- _Written instruction_
Copy the data from the line with "paragraph: Amar took" to the line with "corner-flourish-icon [222,78,532,388]", both included, without changing them.
BEGIN Input rows
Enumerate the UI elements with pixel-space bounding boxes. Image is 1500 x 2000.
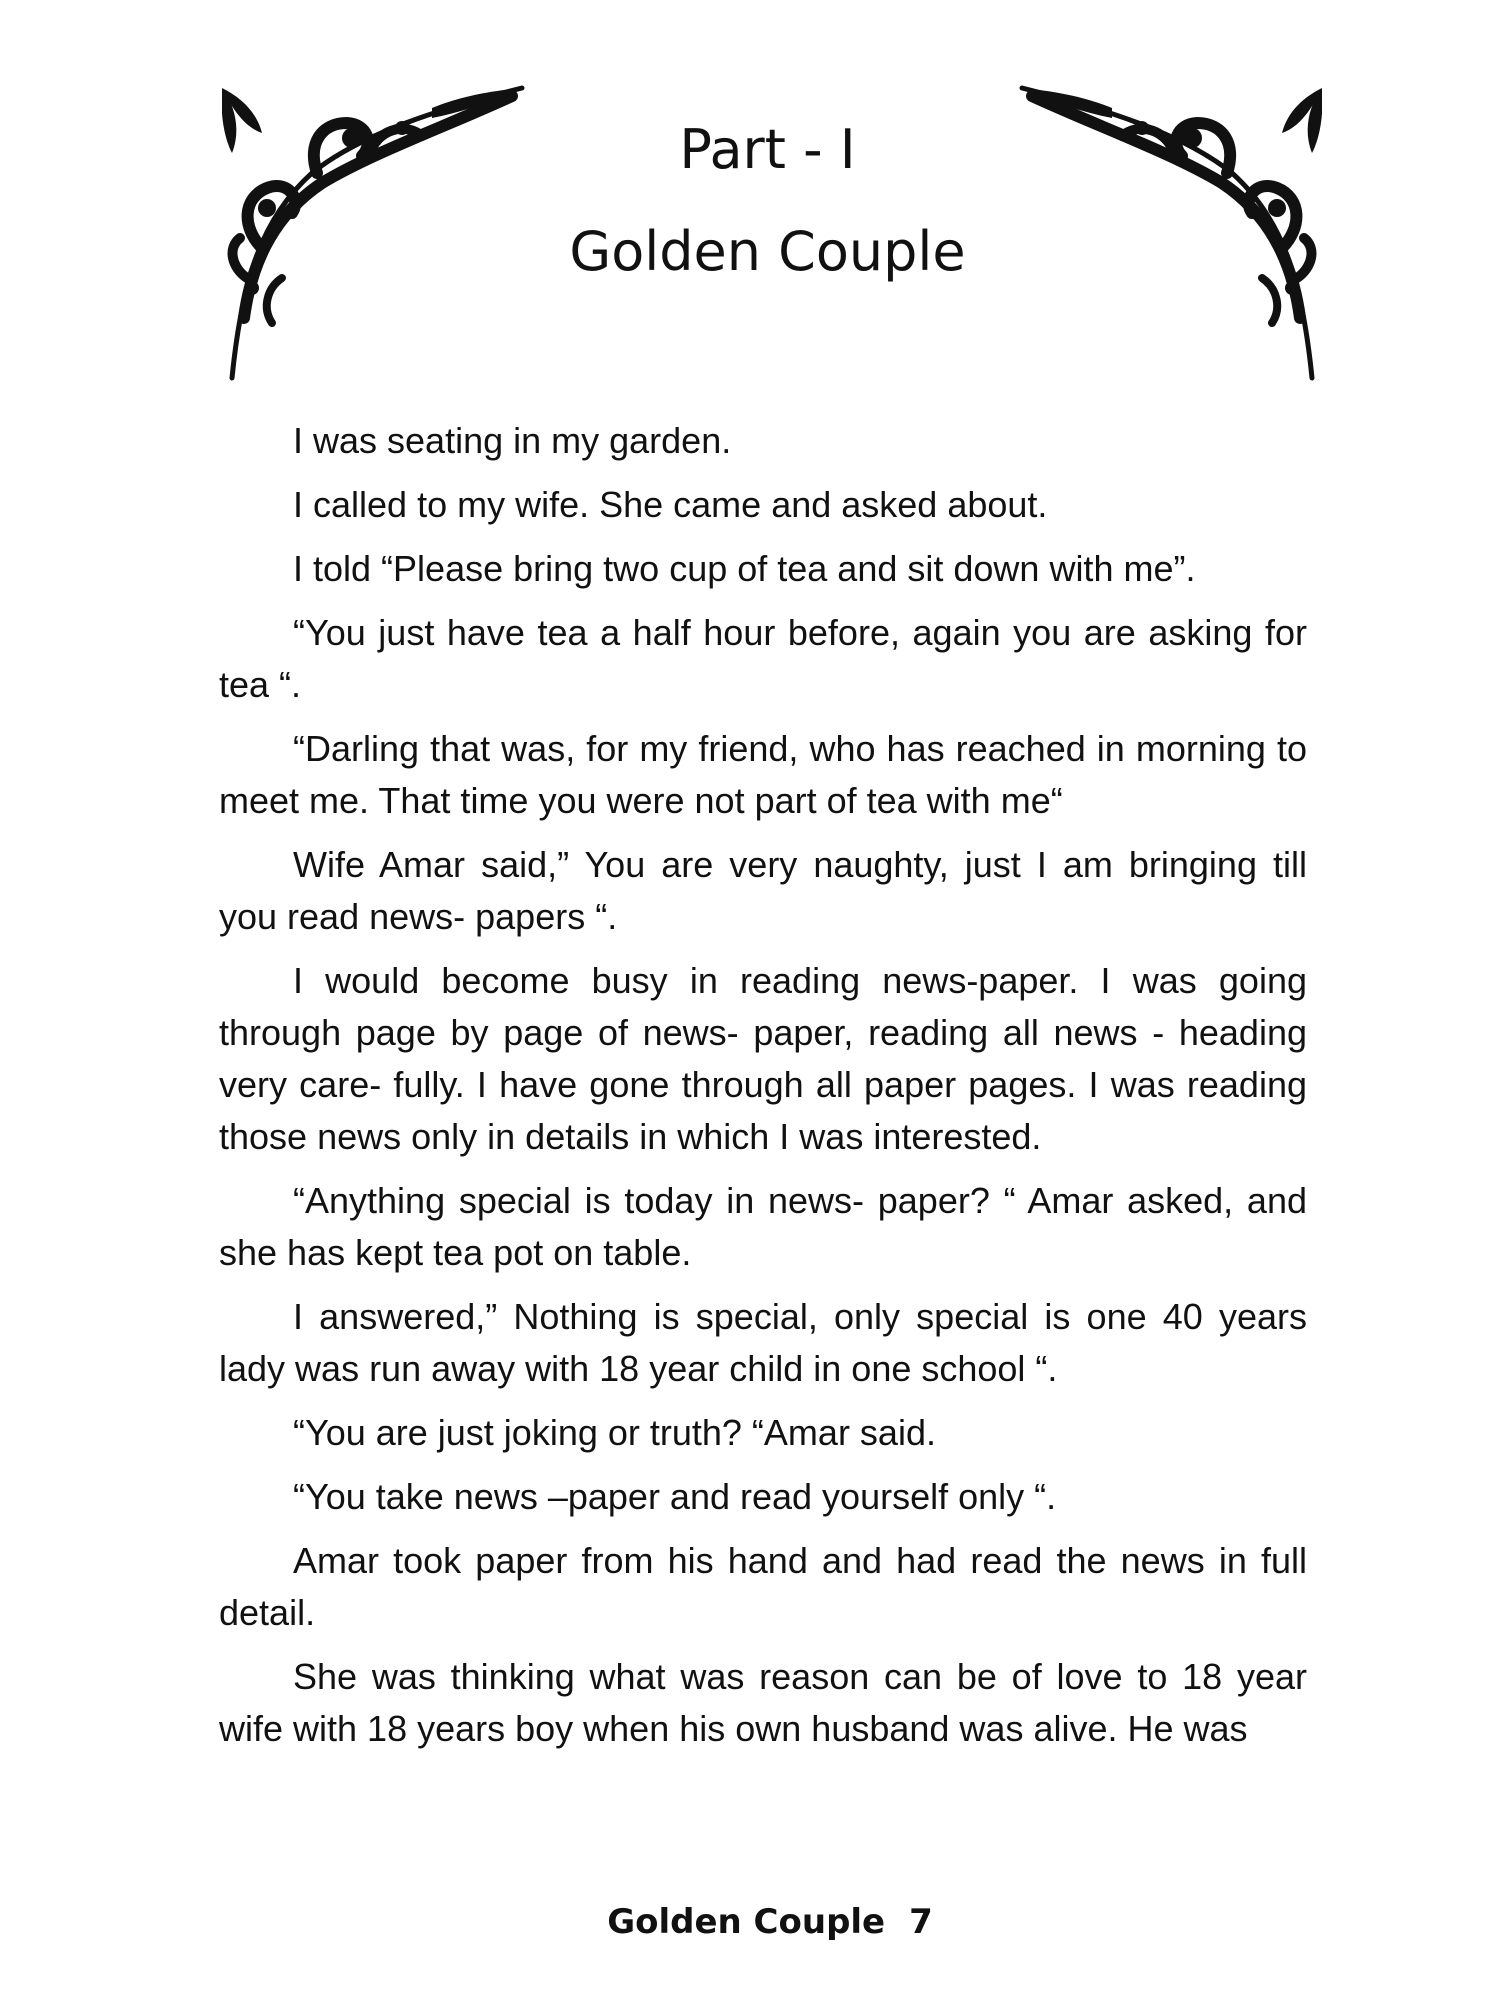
paragraph: Amar took paper from his hand and had read the news in full detail. [219,1540,1307,1633]
corner-flourish-icon [222,78,532,388]
paragraph: “Darling that was, for my friend, who has reached in morning to meet me. That time you were not part of tea with me“ [219,728,1307,821]
paragraph: “You take news –paper and read yourself only “. [293,1476,1057,1517]
paragraph: “Anything special is today in news- paper? “ Amar asked, and she has kept tea pot on table. [219,1180,1307,1273]
paragraph: I was seating in my garden. [293,420,732,461]
part-heading: Part - I [679,118,856,181]
corner-flourish-icon [1012,78,1322,388]
paragraph: “You just have tea a half hour before, again you are asking for tea “. [219,612,1307,705]
paragraph: I answered,” Nothing is special, only special is one 40 years lady was run away with 18 year child in one school “. [219,1296,1307,1389]
chapter-title: Golden Couple [569,220,966,283]
paragraph: She was thinking what was reason can be of love to 18 year wife with 18 years boy when his own husband was alive. He was [219,1656,1307,1749]
chapter-body [219,415,1307,1767]
page-footer [520,1902,1020,1942]
paragraph: “You are just joking or truth? “Amar said. [293,1412,936,1453]
paragraph: I told “Please bring two cup of tea and sit down with me”. [293,548,1196,589]
paragraph: I would become busy in reading news-paper. I was going through page by page of news- paper, reading all news - heading very care- fully. I have gone through all paper pages. I was reading those news only in details in which I was interested. [219,960,1307,1157]
page-number: 7 [909,1902,933,1942]
footer-title: Golden Couple [607,1902,886,1942]
paragraph: I called to my wife. She came and asked about. [293,484,1048,525]
paragraph: Wife Amar said,” You are very naughty, just I am bringing till you read news- papers “. [219,844,1307,937]
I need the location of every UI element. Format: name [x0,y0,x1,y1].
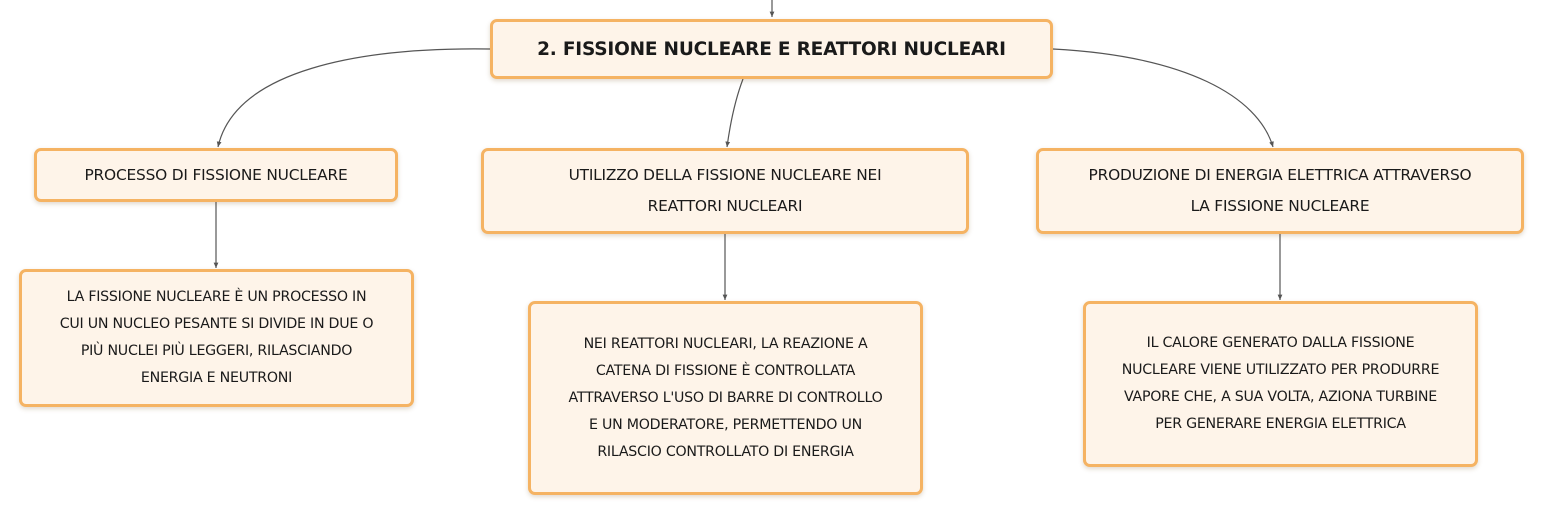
detail-node-text: LA FISSIONE NUCLEARE È UN PROCESSO IN CUI UN NUCLEO PESANTE SI DIVIDE IN DUE O PIÙ NUCLEI PIÙ LEGGERI, RILASCIANDO ENERGIA E NEUTRONI [59,289,374,386]
connector-root-to-topic-3 [1053,49,1273,147]
detail-node-fission-process[interactable] [19,269,414,407]
topic-node-label: PROCESSO DI FISSIONE NUCLEARE [84,165,348,184]
detail-node-electricity-production[interactable] [1083,301,1478,467]
root-node[interactable] [490,19,1053,79]
detail-node-text: NEI REATTORI NUCLEARI, LA REAZIONE A CATENA DI FISSIONE È CONTROLLATA ATTRAVERSO L'USO DI BARRE DI CONTROLLO E UN MODERATORE, PERMETTENDO UN RILASCIO CONTROLLATO DI ENERGIA [568,335,883,460]
topic-node-label: UTILIZZO DELLA FISSIONE NUCLEARE NEI REATTORI NUCLEARI [568,166,882,215]
topic-node-electricity-production[interactable] [1036,148,1524,234]
connector-root-to-topic-1 [218,49,490,147]
connector-root-to-topic-2 [727,79,743,147]
detail-node-reactor-usage[interactable] [528,301,923,495]
topic-node-label: PRODUZIONE DI ENERGIA ELETTRICA ATTRAVERSO LA FISSIONE NUCLEARE [1088,166,1472,215]
topic-node-fission-process[interactable] [34,148,398,202]
root-node-label: 2. FISSIONE NUCLEARE E REATTORI NUCLEARI [537,38,1006,60]
detail-node-text: IL CALORE GENERATO DALLA FISSIONE NUCLEARE VIENE UTILIZZATO PER PRODURRE VAPORE CHE, A SUA VOLTA, AZIONA TURBINE PER GENERARE ENERGIA ELETTRICA [1121,335,1440,432]
topic-node-reactor-usage[interactable] [481,148,969,234]
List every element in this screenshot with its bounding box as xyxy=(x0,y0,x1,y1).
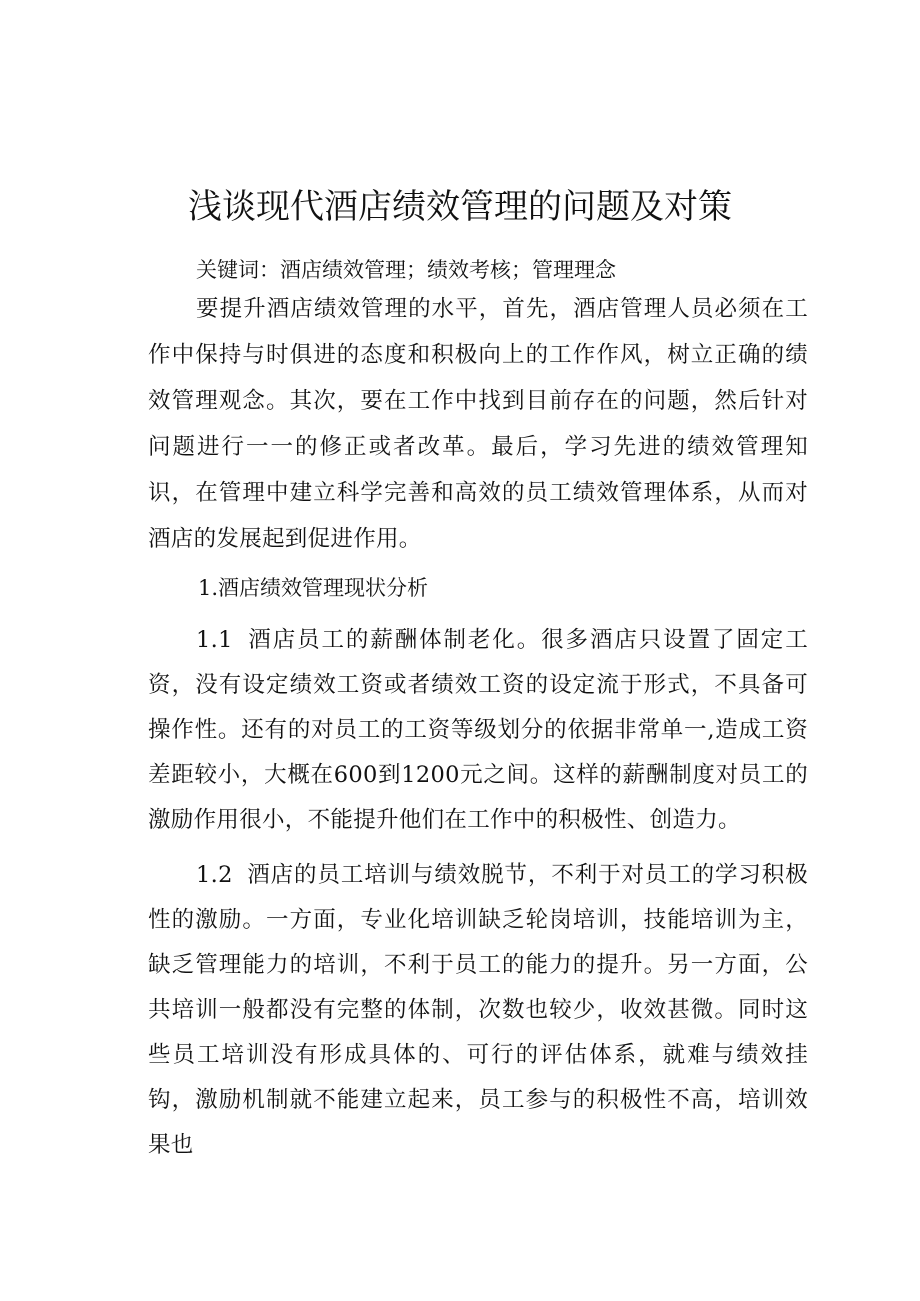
document-body xyxy=(148,254,808,1168)
keywords-line: 关键词：酒店绩效管理；绩效考核；管理理念 xyxy=(196,258,616,282)
subsection-number: 1.1 xyxy=(196,627,233,653)
section-heading: 1.酒店绩效管理现状分析 xyxy=(198,576,429,600)
subsection-paragraph-1-2 xyxy=(148,853,808,1168)
intro-paragraph: 要提升酒店绩效管理的水平，首先，酒店管理人员必须在工作中保持与时俱进的态度和积极向上的工作作风，树立正确的绩效管理观念。其次，要在工作中找到目前存在的问题，然后针对问题进行一一的修正或者改革。最后，学习先进的绩效管理知识，在管理中建立科学完善和高效的员工绩效管理体系，从而对酒店的发展起到促进作用。 xyxy=(148,296,808,552)
document-title: 浅谈现代酒店绩效管理的问题及对策 xyxy=(188,186,732,227)
subsection-paragraph-1-1 xyxy=(148,618,808,843)
subsection-number: 1.2 xyxy=(196,862,233,888)
subsection-text: 酒店员工的薪酬体制老化。很多酒店只设置了固定工资，没有设定绩效工资或者绩效工资的设定流于形式，不具备可操作性。还有的对员工的工资等级划分的依据非常单一,造成工资差距较小，大概在600到1200元之间。这样的薪酬制度对员工的激励作用很小，不能提升他们在工作中的积极性、创造力。 xyxy=(148,627,808,833)
subsection-text: 酒店的员工培训与绩效脱节，不利于对员工的学习积极性的激励。一方面，专业化培训缺乏轮岗培训，技能培训为主，缺乏管理能力的培训，不利于员工的能力的提升。另一方面，公共培训一般都没有完整的体制，次数也较少，收效甚微。同时这些员工培训没有形成具体的、可行的评估体系，就难与绩效挂钩，激励机制就不能建立起来，员工参与的积极性不高，培训效果也 xyxy=(148,862,808,1158)
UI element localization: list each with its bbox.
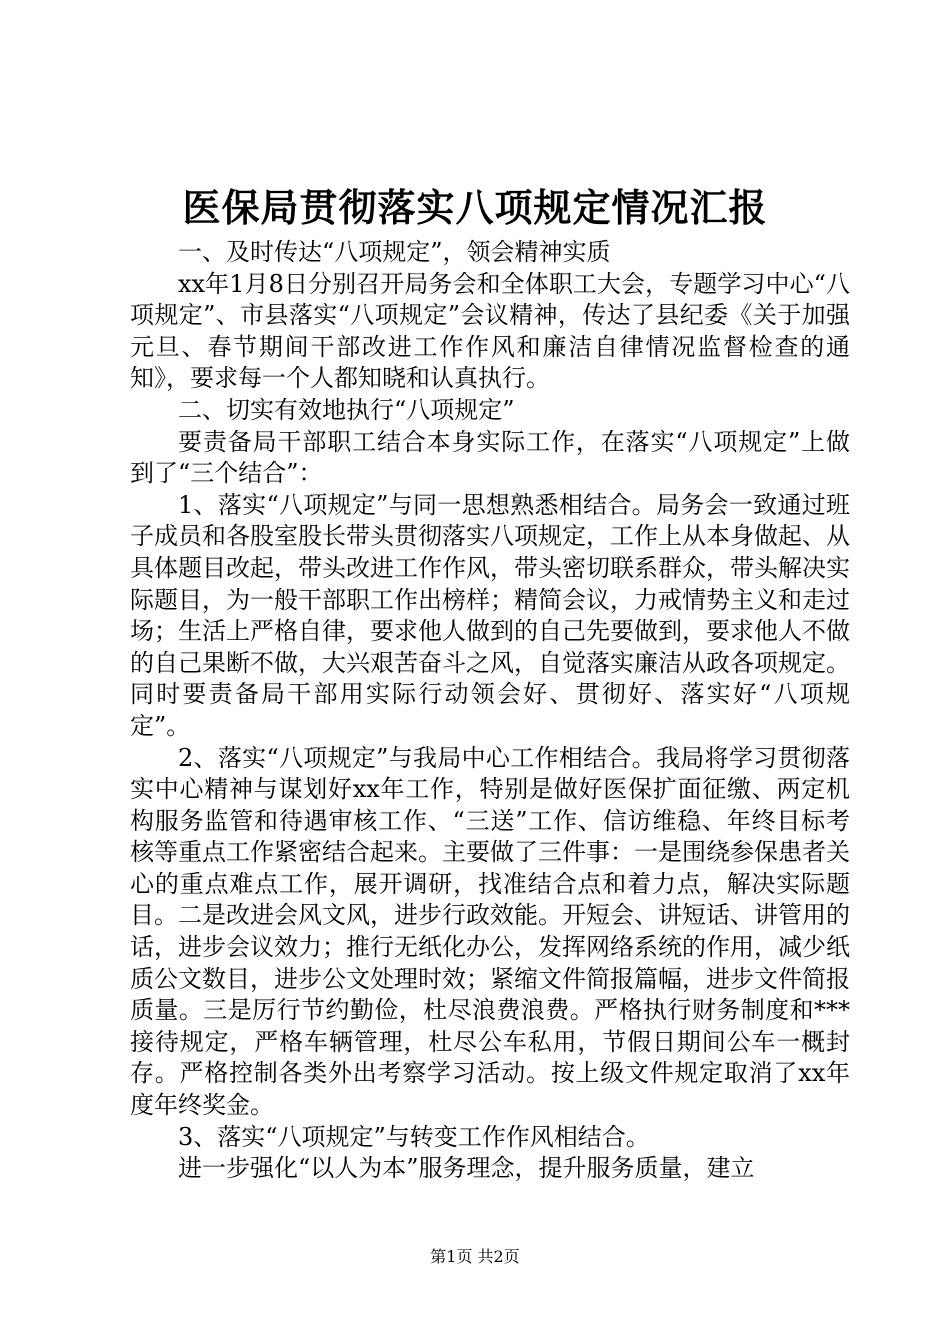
body-paragraph: 要责备局干部职工结合本身实际工作，在落实“八项规定”上做到了“三个结合”： — [130, 427, 850, 488]
body-paragraph: xx年1月8日分别召开局务会和全体职工大会，专题学习中心“八项规定”、市县落实“八项规定”会议精神，传达了县纪委《关于加强元旦、春节期间干部改进工作作风和廉洁自律情况监督检查的通知》，要求每一个人都知晓和认真执行。 — [130, 269, 850, 393]
document-body — [130, 237, 850, 1185]
list-item-1: 1、落实“八项规定”与同一思想熟悉相结合。局务会一致通过班子成员和各股室股长带头贯彻落实八项规定，工作上从本身做起、从具体题目改起，带头改进工作作风，带头密切联系群众，带头解决实际题目，为一般干部职工作出榜样；精简会议，力戒情势主义和走过场；生活上严格自律，要求他人做到的自己先要做到，要求他人不做的自己果断不做，大兴艰苦奋斗之风，自觉落实廉洁从政各项规定。同时要责备局干部用实际行动领会好、贯彻好、落实好“八项规定”。 — [130, 490, 850, 740]
document-title: 医保局贯彻落实八项规定情况汇报 — [182, 185, 768, 230]
list-item-3: 3、落实“八项规定”与转变工作作风相结合。 — [178, 1122, 650, 1151]
page-number-footer: 第1页 共2页 — [430, 1247, 520, 1266]
list-item-2: 2、落实“八项规定”与我局中心工作相结合。我局将学习贯彻落实中心精神与谋划好xx年工作，特别是做好医保扩面征缴、两定机构服务监管和待遇审核工作、“三送”工作、信访维稳、年终目标考核等重点工作紧密结合起来。主要做了三件事：一是围绕参保患者关心的重点难点工作，展开调研，找准结合点和着力点，解决实际题目。二是改进会风文风，进步行政效能。开短会、讲短话、讲管用的话，进步会议效力；推行无纸化办公，发挥网络系统的作用，减少纸质公文数目，进步公文处理时效；紧缩文件简报篇幅，进步文件简报质量。三是厉行节约勤俭，杜尽浪费浪费。严格执行财务制度和***接待规定，严格车辆管理，杜尽公车私用，节假日期间公车一概封存。严格控制各类外出考察学习活动。按上级文件规定取消了xx年度年终奖金。 — [130, 743, 850, 1120]
body-paragraph: 进一步强化“以人为本”服务理念，提升服务质量，建立 — [178, 1154, 755, 1183]
section-heading-1: 一、及时传达“八项规定”，领会精神实质 — [178, 238, 611, 266]
section-heading-2: 二、切实有效地执行“八项规定” — [178, 395, 515, 424]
END Input rows
- _Result of the task_
paragraph: Amar took paper from his hand and had read the news in full detail. [219,1540,1307,1633]
corner-flourish-icon [222,78,532,388]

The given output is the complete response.